** START OF DATA LISTING **

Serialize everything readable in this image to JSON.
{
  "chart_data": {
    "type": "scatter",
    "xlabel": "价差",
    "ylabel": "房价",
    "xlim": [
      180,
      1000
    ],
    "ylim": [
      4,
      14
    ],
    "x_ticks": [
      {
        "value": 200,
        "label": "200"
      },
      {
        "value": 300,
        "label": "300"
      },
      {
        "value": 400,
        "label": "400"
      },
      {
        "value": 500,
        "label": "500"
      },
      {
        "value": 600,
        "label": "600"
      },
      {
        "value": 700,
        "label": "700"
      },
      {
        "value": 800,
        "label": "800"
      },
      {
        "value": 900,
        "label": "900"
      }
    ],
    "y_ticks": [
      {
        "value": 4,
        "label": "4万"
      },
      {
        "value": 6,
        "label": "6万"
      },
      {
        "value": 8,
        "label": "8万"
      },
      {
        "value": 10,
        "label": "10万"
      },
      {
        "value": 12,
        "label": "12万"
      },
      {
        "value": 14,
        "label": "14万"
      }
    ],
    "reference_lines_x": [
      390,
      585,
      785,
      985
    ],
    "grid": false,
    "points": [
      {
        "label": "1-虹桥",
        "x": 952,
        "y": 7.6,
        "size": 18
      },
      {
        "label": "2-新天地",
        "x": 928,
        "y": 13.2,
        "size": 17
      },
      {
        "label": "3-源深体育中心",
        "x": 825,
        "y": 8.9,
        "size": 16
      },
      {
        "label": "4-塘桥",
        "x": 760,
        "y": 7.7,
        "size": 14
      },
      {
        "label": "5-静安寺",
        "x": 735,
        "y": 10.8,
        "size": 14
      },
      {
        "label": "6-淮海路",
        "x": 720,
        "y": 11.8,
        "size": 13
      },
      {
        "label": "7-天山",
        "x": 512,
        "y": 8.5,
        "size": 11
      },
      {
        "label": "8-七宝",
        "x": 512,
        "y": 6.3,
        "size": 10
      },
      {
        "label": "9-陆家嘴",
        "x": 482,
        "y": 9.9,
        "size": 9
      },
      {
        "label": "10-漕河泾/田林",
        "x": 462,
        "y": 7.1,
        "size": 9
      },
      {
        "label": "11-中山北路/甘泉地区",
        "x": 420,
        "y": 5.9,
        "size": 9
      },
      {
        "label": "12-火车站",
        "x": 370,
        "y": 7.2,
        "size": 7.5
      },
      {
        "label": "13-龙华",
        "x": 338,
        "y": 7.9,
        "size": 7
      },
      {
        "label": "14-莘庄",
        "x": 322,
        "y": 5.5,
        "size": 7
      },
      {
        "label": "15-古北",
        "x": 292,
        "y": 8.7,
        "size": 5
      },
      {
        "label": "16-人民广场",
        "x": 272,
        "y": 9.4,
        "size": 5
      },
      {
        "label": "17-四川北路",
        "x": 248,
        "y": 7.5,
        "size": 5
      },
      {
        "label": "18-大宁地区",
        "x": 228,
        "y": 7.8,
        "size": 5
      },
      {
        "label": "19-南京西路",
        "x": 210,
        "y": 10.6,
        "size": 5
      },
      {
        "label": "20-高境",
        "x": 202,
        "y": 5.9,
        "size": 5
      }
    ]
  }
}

** END OF DATA LISTING **

## DIRECTION
All of the entries need to be reproduced exactly; please write them out.

## THE COMPLETED TASK
Serialize everything readable in this image to JSON.
{
  "chart_data": {
    "type": "scatter",
    "xlabel": "价差",
    "ylabel": "房价",
    "xlim": [
      180,
      1000
    ],
    "ylim": [
      4,
      14
    ],
    "x_ticks": [
      {
        "value": 200,
        "label": "200"
      },
      {
        "value": 300,
        "label": "300"
      },
      {
        "value": 400,
        "label": "400"
      },
      {
        "value": 500,
        "label": "500"
      },
      {
        "value": 600,
        "label": "600"
      },
      {
        "value": 700,
        "label": "700"
      },
      {
        "value": 800,
        "label": "800"
      },
      {
        "value": 900,
        "label": "900"
      }
    ],
    "y_ticks": [
      {
        "value": 4,
        "label": "4万"
      },
      {
        "value": 6,
        "label": "6万"
      },
      {
        "value": 8,
        "label": "8万"
      },
      {
        "value": 10,
        "label": "10万"
      },
      {
        "value": 12,
        "label": "12万"
      },
      {
        "value": 14,
        "label": "14万"
      }
    ],
    "reference_lines_x": [
      390,
      585,
      785,
      985
    ],
    "grid": false,
    "points": [
      {
        "label": "1-虹桥",
        "x": 952,
        "y": 7.6,
        "size": 18
      },
      {
        "label": "2-新天地",
        "x": 928,
        "y": 13.2,
        "size": 17
      },
      {
        "label": "3-源深体育中心",
        "x": 825,
        "y": 8.9,
        "size": 16
      },
      {
        "label": "4-塘桥",
        "x": 760,
        "y": 7.7,
        "size": 14
      },
      {
        "label": "5-静安寺",
        "x": 735,
        "y": 10.8,
        "size": 14
      },
      {
        "label": "6-淮海路",
        "x": 720,
        "y": 11.8,
        "size": 13
      },
      {
        "label": "7-天山",
        "x": 512,
        "y": 8.5,
        "size": 11
      },
      {
        "label": "8-七宝",
        "x": 512,
        "y": 6.3,
        "size": 10
      },
      {
        "label": "9-陆家嘴",
        "x": 482,
        "y": 9.9,
        "size": 9
      },
      {
        "label": "10-漕河泾/田林",
        "x": 462,
        "y": 7.1,
        "size": 9
      },
      {
        "label": "11-中山北路/甘泉地区",
        "x": 420,
        "y": 5.9,
        "size": 9
      },
      {
        "label": "12-火车站",
        "x": 370,
        "y": 7.2,
        "size": 7.5
      },
      {
        "label": "13-龙华",
        "x": 338,
        "y": 7.9,
        "size": 7
      },
      {
        "label": "14-莘庄",
        "x": 322,
        "y": 5.5,
        "size": 7
      },
      {
        "label": "15-古北",
        "x": 292,
        "y": 8.7,
        "size": 5
      },
      {
        "label": "16-人民广场",
        "x": 272,
        "y": 9.4,
        "size": 5
      },
      {
        "label": "17-四川北路",
        "x": 248,
        "y": 7.5,
        "size": 5
      },
      {
        "label": "18-大宁地区",
        "x": 228,
        "y": 7.8,
        "size": 5
      },
      {
        "label": "19-南京西路",
        "x": 210,
        "y": 10.6,
        "size": 5
      },
      {
        "label": "20-高境",
        "x": 202,
        "y": 5.9,
        "size": 5
      }
    ]
  }
}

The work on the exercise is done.